**The task**. Copy every line of the data below, keeping each character unchanged.

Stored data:
[BEGIN]
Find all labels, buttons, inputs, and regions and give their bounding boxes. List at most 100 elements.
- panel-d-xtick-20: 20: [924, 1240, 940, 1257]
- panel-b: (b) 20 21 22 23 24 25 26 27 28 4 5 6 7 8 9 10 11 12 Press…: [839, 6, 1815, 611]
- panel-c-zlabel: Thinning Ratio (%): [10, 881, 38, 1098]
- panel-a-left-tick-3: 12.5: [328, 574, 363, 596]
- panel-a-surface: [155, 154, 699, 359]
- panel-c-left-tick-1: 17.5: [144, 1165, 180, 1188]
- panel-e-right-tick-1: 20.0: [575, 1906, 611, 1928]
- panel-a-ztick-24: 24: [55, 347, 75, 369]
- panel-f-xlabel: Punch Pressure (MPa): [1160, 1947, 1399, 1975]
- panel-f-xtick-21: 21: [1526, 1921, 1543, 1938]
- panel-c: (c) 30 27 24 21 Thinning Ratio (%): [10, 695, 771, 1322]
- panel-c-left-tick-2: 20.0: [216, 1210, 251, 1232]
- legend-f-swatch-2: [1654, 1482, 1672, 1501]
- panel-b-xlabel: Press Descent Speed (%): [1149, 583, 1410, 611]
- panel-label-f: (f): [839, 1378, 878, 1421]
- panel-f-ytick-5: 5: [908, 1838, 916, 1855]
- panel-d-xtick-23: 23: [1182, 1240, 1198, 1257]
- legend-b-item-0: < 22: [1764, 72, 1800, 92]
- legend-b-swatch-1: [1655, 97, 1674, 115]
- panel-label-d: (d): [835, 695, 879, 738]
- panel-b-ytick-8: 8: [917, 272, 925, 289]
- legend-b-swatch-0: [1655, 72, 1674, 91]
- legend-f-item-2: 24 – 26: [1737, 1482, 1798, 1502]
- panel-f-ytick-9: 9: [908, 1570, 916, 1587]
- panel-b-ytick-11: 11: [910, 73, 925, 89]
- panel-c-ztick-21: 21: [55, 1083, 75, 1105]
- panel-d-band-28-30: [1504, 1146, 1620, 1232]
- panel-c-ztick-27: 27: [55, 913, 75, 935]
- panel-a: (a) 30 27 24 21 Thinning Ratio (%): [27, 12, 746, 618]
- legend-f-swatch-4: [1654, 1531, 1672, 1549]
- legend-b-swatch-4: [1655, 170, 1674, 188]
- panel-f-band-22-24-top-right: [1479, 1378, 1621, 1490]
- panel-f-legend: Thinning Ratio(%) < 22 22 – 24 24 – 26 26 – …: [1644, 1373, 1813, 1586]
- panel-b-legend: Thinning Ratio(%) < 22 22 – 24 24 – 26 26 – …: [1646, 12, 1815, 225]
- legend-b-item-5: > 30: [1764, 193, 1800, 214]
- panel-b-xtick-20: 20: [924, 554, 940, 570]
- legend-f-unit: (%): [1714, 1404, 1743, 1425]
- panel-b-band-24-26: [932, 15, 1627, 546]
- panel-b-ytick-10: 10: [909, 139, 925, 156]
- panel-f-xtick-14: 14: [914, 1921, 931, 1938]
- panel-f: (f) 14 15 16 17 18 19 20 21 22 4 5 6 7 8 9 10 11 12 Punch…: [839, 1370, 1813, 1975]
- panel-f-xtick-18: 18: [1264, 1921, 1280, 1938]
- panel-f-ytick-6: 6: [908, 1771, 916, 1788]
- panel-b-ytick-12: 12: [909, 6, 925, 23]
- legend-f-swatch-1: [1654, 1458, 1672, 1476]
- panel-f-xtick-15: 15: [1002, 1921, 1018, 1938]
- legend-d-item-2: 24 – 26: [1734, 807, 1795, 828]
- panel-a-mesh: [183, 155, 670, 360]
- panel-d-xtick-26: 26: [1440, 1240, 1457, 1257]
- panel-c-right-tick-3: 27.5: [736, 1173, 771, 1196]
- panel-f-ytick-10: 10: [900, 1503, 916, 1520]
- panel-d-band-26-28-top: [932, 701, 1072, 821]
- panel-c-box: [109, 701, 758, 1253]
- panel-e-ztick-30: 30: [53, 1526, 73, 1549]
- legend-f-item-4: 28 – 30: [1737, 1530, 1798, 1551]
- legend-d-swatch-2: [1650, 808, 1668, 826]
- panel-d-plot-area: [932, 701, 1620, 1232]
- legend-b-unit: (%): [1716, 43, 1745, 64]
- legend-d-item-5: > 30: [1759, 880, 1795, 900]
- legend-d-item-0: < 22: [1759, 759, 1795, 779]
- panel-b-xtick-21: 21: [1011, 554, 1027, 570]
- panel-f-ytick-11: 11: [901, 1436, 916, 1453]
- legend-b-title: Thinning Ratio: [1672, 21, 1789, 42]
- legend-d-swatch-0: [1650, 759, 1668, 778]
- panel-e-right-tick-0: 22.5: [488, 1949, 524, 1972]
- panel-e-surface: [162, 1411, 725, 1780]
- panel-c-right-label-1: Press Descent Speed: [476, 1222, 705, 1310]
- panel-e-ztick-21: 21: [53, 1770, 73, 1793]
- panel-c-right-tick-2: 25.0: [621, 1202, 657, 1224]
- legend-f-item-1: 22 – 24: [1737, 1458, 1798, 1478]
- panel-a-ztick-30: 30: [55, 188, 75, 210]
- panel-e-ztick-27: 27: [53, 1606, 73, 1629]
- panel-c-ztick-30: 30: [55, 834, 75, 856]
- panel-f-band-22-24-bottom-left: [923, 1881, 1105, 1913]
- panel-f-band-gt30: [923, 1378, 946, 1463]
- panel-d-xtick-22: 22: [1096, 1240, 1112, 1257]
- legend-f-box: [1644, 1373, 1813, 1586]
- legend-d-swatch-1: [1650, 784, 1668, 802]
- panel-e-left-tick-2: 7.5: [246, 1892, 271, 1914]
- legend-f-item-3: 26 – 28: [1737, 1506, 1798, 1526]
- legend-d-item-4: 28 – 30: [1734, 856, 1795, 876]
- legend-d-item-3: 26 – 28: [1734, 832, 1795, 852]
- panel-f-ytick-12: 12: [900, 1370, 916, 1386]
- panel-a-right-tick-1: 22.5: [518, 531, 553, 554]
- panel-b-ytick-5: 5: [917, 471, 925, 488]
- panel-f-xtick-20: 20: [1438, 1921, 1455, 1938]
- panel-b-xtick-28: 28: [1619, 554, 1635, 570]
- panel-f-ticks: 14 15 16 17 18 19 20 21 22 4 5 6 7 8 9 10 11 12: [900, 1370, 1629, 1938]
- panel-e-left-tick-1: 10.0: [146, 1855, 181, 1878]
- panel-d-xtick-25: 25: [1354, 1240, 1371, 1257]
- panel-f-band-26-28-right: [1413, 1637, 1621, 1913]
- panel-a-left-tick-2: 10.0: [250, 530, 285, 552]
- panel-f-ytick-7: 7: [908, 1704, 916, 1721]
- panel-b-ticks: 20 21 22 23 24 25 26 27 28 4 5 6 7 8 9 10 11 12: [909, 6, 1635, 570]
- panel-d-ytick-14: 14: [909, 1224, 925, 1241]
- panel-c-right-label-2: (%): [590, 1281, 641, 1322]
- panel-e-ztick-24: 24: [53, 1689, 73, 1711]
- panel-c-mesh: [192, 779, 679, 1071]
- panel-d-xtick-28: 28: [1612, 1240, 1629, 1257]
[END]
**Finished answer**.
Find all labels, buttons, inputs, and regions and give their bounding boxes. List at most 100 elements.
- panel-d-xtick-20: 20: [924, 1240, 940, 1257]
- panel-b: (b) 20 21 22 23 24 25 26 27 28 4 5 6 7 8 9 10 11 12 Press…: [839, 6, 1815, 611]
- panel-c-zlabel: Thinning Ratio (%): [10, 881, 38, 1098]
- panel-a-left-tick-3: 12.5: [328, 574, 363, 596]
- panel-a-surface: [155, 154, 699, 359]
- panel-c-left-tick-1: 17.5: [144, 1165, 180, 1188]
- panel-e-right-tick-1: 20.0: [575, 1906, 611, 1928]
- panel-a-ztick-24: 24: [55, 347, 75, 369]
- panel-f-xlabel: Punch Pressure (MPa): [1160, 1947, 1399, 1975]
- panel-f-xtick-21: 21: [1526, 1921, 1543, 1938]
- panel-c: (c) 30 27 24 21 Thinning Ratio (%): [10, 695, 771, 1322]
- panel-c-left-tick-2: 20.0: [216, 1210, 251, 1232]
- legend-f-swatch-2: [1654, 1482, 1672, 1501]
- panel-b-xlabel: Press Descent Speed (%): [1149, 583, 1410, 611]
- panel-label-f: (f): [839, 1378, 878, 1421]
- panel-f-ytick-5: 5: [908, 1838, 916, 1855]
- panel-d-xtick-23: 23: [1182, 1240, 1198, 1257]
- legend-b-item-0: < 22: [1764, 72, 1800, 92]
- legend-b-swatch-1: [1655, 97, 1674, 115]
- panel-label-d: (d): [835, 695, 879, 738]
- panel-b-ytick-8: 8: [917, 272, 925, 289]
- legend-b-swatch-0: [1655, 72, 1674, 91]
- legend-f-item-2: 24 – 26: [1737, 1482, 1798, 1502]
- panel-f-ytick-9: 9: [908, 1570, 916, 1587]
- panel-b-ytick-11: 11: [910, 73, 925, 89]
- panel-c-ztick-21: 21: [55, 1083, 75, 1105]
- panel-d-band-28-30: [1504, 1146, 1620, 1232]
- panel-c-ztick-27: 27: [55, 913, 75, 935]
- panel-a: (a) 30 27 24 21 Thinning Ratio (%): [27, 12, 746, 618]
- legend-f-swatch-4: [1654, 1531, 1672, 1549]
- legend-b-swatch-4: [1655, 170, 1674, 188]
- panel-f-band-22-24-top-right: [1479, 1378, 1621, 1490]
- panel-f-legend: Thinning Ratio(%) < 22 22 – 24 24 – 26 26 – …: [1644, 1373, 1813, 1586]
- panel-b-legend: Thinning Ratio(%) < 22 22 – 24 24 – 26 26 – …: [1646, 12, 1815, 225]
- legend-b-item-5: > 30: [1764, 193, 1800, 214]
- panel-b-xtick-20: 20: [924, 554, 940, 570]
- legend-f-unit: (%): [1714, 1404, 1743, 1425]
- panel-b-band-24-26: [932, 15, 1627, 546]
- panel-b-ytick-10: 10: [909, 139, 925, 156]
- panel-f-xtick-14: 14: [914, 1921, 931, 1938]
- panel-f: (f) 14 15 16 17 18 19 20 21 22 4 5 6 7 8 9 10 11 12 Punch…: [839, 1370, 1813, 1975]
- panel-f-xtick-18: 18: [1264, 1921, 1280, 1938]
- panel-f-ytick-6: 6: [908, 1771, 916, 1788]
- panel-b-ytick-12: 12: [909, 6, 925, 23]
- legend-f-swatch-1: [1654, 1458, 1672, 1476]
- panel-f-xtick-15: 15: [1002, 1921, 1018, 1938]
- legend-d-item-2: 24 – 26: [1734, 807, 1795, 828]
- panel-a-mesh: [183, 155, 670, 360]
- panel-d-xtick-26: 26: [1440, 1240, 1457, 1257]
- panel-c-right-tick-3: 27.5: [736, 1173, 771, 1196]
- panel-f-ytick-10: 10: [900, 1503, 916, 1520]
- panel-d-band-26-28-top: [932, 701, 1072, 821]
- panel-c-box: [109, 701, 758, 1253]
- panel-e-ztick-30: 30: [53, 1526, 73, 1549]
- legend-f-item-4: 28 – 30: [1737, 1530, 1798, 1551]
- legend-d-swatch-2: [1650, 808, 1668, 826]
- panel-d-plot-area: [932, 701, 1620, 1232]
- legend-b-unit: (%): [1716, 43, 1745, 64]
- legend-d-item-5: > 30: [1759, 880, 1795, 900]
- legend-d-item-0: < 22: [1759, 759, 1795, 779]
- panel-b-xtick-21: 21: [1011, 554, 1027, 570]
- panel-f-ytick-11: 11: [901, 1436, 916, 1453]
- legend-b-title: Thinning Ratio: [1672, 21, 1789, 42]
- legend-d-swatch-0: [1650, 759, 1668, 778]
- panel-e-right-tick-0: 22.5: [488, 1949, 524, 1972]
- panel-e-surface: [162, 1411, 725, 1780]
- panel-c-right-label-1: Press Descent Speed: [476, 1222, 705, 1310]
- panel-e-ztick-21: 21: [53, 1770, 73, 1793]
- panel-c-right-tick-2: 25.0: [621, 1202, 657, 1224]
- legend-f-item-1: 22 – 24: [1737, 1458, 1798, 1478]
- panel-a-ztick-30: 30: [55, 188, 75, 210]
- panel-e-ztick-27: 27: [53, 1606, 73, 1629]
- panel-c-ztick-30: 30: [55, 834, 75, 856]
- panel-f-band-22-24-bottom-left: [923, 1881, 1105, 1913]
- panel-f-band-gt30: [923, 1378, 946, 1463]
- panel-d-xtick-22: 22: [1096, 1240, 1112, 1257]
- legend-f-box: [1644, 1373, 1813, 1586]
- legend-d-swatch-1: [1650, 784, 1668, 802]
- panel-e-left-tick-2: 7.5: [246, 1892, 271, 1914]
- legend-f-item-3: 26 – 28: [1737, 1506, 1798, 1526]
- legend-d-item-4: 28 – 30: [1734, 856, 1795, 876]
- legend-d-item-3: 26 – 28: [1734, 832, 1795, 852]
- panel-f-ytick-12: 12: [900, 1370, 916, 1386]
- panel-a-right-tick-1: 22.5: [518, 531, 553, 554]
- panel-b-ytick-5: 5: [917, 471, 925, 488]
- panel-f-xtick-20: 20: [1438, 1921, 1455, 1938]
- panel-b-xtick-28: 28: [1619, 554, 1635, 570]
- panel-f-ticks: 14 15 16 17 18 19 20 21 22 4 5 6 7 8 9 10 11 12: [900, 1370, 1629, 1938]
- panel-e-left-tick-1: 10.0: [146, 1855, 181, 1878]
- panel-d-xtick-25: 25: [1354, 1240, 1371, 1257]
- panel-f-band-26-28-right: [1413, 1637, 1621, 1913]
- panel-a-left-tick-2: 10.0: [250, 530, 285, 552]
- panel-f-ytick-7: 7: [908, 1704, 916, 1721]
- panel-b-ticks: 20 21 22 23 24 25 26 27 28 4 5 6 7 8 9 10 11 12: [909, 6, 1635, 570]
- panel-d-ytick-14: 14: [909, 1224, 925, 1241]
- panel-c-right-label-2: (%): [590, 1281, 641, 1322]
- panel-e-ztick-24: 24: [53, 1689, 73, 1711]
- panel-c-mesh: [192, 779, 679, 1071]
- panel-d-xtick-28: 28: [1612, 1240, 1629, 1257]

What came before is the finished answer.